§ Brief: Write out only the lines running from the one that contains "What text is on this page?" to the end of the material, both ends included.

── Provided material ──

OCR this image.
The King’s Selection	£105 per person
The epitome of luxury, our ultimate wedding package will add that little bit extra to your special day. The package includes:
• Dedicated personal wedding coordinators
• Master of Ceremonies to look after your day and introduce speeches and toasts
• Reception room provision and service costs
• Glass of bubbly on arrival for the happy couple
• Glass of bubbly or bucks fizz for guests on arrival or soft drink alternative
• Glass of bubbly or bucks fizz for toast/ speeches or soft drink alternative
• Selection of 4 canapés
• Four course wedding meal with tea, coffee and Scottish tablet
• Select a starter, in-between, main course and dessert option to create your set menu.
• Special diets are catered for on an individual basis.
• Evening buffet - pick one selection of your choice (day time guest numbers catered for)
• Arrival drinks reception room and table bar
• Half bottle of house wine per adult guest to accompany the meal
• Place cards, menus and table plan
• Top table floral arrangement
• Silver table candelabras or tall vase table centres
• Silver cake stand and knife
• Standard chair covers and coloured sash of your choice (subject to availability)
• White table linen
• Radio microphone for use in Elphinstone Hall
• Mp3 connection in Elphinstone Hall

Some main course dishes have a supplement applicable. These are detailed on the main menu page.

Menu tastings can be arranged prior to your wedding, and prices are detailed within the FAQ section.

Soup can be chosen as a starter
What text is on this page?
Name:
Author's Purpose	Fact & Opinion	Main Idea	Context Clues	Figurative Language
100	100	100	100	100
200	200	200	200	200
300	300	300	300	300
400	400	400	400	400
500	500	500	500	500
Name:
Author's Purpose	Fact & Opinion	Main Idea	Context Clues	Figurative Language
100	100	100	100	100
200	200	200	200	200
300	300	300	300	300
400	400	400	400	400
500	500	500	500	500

───

§ Result of the exercise:
What text is on this page?
Name:
Author's Purpose	Fact & Opinion	Main Idea	Context Clues	Figurative Language
100	100	100	100	100
200	200	200	200	200
300	300	300	300	300
400	400	400	400	400
500	500	500	500	500
Name:
Author's Purpose	Fact & Opinion	Main Idea	Context Clues	Figurative Language
100	100	100	100	100
200	200	200	200	200
300	300	300	300	300
400	400	400	400	400
500	500	500	500	500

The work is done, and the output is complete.